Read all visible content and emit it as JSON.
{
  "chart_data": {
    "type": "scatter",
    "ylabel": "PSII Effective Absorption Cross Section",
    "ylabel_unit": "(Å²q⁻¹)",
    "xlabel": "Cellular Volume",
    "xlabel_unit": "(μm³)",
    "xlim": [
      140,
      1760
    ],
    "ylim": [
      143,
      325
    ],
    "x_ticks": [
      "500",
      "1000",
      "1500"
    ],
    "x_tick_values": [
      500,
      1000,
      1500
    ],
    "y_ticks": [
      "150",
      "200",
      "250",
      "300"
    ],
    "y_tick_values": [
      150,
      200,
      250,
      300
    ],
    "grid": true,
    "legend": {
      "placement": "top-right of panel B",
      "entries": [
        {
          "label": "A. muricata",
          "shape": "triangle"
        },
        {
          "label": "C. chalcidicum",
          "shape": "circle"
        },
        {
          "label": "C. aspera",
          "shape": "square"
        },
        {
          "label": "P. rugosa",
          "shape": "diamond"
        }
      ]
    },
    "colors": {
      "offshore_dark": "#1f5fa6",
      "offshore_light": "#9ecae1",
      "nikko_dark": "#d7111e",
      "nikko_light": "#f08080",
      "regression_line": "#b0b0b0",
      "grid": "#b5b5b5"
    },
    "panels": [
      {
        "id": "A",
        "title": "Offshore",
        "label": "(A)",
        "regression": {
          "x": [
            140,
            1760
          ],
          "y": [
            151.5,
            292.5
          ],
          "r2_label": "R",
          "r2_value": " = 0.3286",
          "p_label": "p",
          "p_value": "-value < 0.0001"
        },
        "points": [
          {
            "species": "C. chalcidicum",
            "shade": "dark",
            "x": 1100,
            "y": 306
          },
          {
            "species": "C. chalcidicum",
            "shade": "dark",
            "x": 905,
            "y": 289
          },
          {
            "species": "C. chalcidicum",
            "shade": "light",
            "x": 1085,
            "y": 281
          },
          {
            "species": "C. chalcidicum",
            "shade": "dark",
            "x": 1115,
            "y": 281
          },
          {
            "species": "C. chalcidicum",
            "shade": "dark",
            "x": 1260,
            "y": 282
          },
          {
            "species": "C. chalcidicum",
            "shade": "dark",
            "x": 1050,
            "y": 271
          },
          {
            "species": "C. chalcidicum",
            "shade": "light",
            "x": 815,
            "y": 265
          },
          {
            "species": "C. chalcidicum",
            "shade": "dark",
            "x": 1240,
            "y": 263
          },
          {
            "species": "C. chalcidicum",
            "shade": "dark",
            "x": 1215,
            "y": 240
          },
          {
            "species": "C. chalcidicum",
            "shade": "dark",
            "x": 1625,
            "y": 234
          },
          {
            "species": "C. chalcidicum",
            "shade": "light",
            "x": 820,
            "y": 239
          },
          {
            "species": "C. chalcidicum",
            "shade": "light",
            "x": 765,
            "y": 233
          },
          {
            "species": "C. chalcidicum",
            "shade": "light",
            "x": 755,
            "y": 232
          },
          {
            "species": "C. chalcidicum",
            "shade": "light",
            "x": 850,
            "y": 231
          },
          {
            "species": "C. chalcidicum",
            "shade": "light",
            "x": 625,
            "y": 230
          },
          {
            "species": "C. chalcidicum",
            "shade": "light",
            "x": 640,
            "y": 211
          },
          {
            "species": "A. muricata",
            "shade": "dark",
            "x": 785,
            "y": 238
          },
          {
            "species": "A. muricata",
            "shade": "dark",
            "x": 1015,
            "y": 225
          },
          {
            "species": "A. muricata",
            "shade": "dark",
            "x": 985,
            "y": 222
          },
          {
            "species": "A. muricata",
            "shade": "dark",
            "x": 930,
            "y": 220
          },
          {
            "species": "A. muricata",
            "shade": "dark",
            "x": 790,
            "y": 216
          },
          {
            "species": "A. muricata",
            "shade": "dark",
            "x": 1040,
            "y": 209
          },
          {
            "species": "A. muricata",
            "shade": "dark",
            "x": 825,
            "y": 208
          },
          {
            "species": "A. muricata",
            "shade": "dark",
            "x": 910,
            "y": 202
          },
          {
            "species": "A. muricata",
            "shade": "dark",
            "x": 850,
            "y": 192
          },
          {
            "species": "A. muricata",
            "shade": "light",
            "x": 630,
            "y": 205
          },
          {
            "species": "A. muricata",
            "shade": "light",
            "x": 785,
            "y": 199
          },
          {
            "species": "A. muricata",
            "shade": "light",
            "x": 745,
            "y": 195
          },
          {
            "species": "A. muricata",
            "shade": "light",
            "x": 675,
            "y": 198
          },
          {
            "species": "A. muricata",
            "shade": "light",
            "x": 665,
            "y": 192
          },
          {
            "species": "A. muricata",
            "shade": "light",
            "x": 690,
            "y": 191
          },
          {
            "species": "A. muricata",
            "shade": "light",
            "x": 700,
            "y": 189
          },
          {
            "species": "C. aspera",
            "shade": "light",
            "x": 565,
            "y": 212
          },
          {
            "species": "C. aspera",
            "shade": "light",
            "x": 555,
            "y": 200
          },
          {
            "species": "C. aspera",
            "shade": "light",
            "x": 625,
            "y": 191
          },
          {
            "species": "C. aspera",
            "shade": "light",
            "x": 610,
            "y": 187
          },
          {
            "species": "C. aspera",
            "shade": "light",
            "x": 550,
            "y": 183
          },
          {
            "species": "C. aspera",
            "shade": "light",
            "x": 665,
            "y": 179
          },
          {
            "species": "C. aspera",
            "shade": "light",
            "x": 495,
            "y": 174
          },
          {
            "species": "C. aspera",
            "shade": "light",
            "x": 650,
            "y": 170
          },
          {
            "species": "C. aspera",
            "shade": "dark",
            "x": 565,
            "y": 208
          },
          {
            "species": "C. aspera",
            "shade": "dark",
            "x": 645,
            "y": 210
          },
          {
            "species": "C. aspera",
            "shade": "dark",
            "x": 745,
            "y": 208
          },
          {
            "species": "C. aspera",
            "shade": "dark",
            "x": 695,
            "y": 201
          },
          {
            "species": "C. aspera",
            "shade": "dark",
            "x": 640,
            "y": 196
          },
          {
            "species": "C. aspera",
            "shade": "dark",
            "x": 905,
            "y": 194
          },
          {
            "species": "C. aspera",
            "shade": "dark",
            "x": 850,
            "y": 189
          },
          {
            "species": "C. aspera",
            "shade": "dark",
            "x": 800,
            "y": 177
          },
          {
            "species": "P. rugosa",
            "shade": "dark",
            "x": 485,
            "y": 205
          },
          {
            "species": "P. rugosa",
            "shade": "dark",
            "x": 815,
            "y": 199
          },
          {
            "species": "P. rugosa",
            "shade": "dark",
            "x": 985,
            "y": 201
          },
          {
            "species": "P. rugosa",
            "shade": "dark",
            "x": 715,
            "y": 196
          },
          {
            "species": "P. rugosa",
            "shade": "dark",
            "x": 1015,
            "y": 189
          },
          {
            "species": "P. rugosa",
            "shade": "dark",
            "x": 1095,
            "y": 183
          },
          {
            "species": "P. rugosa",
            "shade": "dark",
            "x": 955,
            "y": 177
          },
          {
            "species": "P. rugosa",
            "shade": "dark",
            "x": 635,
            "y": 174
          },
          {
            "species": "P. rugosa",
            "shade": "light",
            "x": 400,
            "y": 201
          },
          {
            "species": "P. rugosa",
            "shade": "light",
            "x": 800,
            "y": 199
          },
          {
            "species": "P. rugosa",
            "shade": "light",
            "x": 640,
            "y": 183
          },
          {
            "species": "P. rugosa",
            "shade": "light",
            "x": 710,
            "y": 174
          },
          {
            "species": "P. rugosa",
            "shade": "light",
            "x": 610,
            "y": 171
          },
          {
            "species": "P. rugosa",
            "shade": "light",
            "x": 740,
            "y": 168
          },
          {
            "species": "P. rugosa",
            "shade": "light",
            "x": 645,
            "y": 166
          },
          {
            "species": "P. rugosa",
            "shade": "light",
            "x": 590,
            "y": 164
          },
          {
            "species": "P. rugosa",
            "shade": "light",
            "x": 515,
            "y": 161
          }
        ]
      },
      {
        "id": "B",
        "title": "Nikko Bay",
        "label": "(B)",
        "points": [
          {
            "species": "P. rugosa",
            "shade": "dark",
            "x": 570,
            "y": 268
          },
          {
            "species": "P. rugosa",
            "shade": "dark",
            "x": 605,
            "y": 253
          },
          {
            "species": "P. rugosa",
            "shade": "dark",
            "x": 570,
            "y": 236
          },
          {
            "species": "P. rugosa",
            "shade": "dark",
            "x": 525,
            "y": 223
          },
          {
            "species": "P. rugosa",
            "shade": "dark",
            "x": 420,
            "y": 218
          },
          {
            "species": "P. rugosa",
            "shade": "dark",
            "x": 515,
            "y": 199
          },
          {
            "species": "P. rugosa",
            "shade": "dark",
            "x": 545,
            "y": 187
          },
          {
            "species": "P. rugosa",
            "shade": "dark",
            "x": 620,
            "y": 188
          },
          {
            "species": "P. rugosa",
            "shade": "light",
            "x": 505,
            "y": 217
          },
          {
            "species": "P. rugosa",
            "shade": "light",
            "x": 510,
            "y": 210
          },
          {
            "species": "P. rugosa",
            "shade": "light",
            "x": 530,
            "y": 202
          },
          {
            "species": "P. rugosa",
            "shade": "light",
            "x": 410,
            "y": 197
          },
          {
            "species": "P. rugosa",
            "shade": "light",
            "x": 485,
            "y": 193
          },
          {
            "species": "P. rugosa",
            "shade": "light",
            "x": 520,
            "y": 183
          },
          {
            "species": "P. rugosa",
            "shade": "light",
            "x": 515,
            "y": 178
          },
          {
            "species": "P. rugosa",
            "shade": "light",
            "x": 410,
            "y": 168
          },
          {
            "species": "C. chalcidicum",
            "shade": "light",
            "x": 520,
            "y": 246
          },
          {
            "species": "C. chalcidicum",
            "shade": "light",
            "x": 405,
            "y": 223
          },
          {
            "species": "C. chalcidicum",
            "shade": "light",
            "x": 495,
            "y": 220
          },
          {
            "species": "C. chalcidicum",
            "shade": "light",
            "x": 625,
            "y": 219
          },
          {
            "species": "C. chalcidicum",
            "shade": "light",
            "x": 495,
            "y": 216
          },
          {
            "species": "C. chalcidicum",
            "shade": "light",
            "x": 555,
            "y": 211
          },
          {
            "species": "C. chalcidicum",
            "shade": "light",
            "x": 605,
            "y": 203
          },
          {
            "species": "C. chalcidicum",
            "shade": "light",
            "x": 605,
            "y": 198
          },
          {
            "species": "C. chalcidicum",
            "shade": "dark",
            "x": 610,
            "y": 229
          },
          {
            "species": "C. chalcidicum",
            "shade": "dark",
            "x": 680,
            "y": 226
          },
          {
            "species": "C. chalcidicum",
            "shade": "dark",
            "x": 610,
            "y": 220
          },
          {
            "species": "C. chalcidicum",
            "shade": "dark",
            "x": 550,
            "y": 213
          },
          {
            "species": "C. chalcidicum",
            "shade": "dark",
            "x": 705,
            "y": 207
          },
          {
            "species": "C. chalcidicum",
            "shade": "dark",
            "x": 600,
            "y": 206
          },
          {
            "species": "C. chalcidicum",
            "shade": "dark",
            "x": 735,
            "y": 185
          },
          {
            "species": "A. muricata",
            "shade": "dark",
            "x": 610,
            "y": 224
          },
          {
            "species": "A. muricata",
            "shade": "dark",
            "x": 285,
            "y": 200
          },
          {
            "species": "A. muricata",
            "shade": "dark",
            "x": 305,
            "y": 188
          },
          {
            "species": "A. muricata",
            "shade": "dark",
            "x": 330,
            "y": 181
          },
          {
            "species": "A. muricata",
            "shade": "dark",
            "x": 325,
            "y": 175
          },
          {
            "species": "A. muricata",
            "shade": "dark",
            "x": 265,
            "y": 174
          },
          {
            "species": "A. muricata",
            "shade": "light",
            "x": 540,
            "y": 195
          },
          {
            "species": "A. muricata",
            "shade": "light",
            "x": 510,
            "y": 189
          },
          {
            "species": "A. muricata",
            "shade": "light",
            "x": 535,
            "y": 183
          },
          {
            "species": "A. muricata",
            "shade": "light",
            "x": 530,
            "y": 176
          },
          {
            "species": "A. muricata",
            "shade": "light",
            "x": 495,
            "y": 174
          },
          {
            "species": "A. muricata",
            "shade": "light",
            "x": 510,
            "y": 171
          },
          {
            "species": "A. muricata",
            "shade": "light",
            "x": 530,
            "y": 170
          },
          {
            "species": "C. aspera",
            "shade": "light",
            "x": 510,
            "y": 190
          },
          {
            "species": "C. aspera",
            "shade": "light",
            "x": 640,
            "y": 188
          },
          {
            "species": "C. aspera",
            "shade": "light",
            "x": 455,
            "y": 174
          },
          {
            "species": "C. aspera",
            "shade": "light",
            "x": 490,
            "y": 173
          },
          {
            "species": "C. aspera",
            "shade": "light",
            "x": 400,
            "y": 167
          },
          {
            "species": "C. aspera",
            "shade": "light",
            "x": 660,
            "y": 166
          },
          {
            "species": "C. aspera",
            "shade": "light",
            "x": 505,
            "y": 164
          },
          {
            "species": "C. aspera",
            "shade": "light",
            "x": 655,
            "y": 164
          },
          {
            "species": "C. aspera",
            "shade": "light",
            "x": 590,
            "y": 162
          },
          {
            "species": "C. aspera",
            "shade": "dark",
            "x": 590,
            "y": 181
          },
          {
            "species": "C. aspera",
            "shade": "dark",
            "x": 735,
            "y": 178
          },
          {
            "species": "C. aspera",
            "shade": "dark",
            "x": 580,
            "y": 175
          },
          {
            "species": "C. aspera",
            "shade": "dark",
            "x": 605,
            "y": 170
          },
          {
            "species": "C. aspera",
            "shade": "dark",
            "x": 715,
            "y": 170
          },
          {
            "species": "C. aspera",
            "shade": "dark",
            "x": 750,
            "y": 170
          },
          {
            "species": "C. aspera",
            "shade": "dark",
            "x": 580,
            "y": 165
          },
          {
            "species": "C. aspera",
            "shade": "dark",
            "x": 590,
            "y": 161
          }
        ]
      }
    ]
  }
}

## SET PROBLEM
Scan the records above for the string "shape", then report every line that contains it.

## REPLY TO THE EXERCISE
          "shape": "triangle"
          "shape": "circle"
          "shape": "square"
          "shape": "diamond"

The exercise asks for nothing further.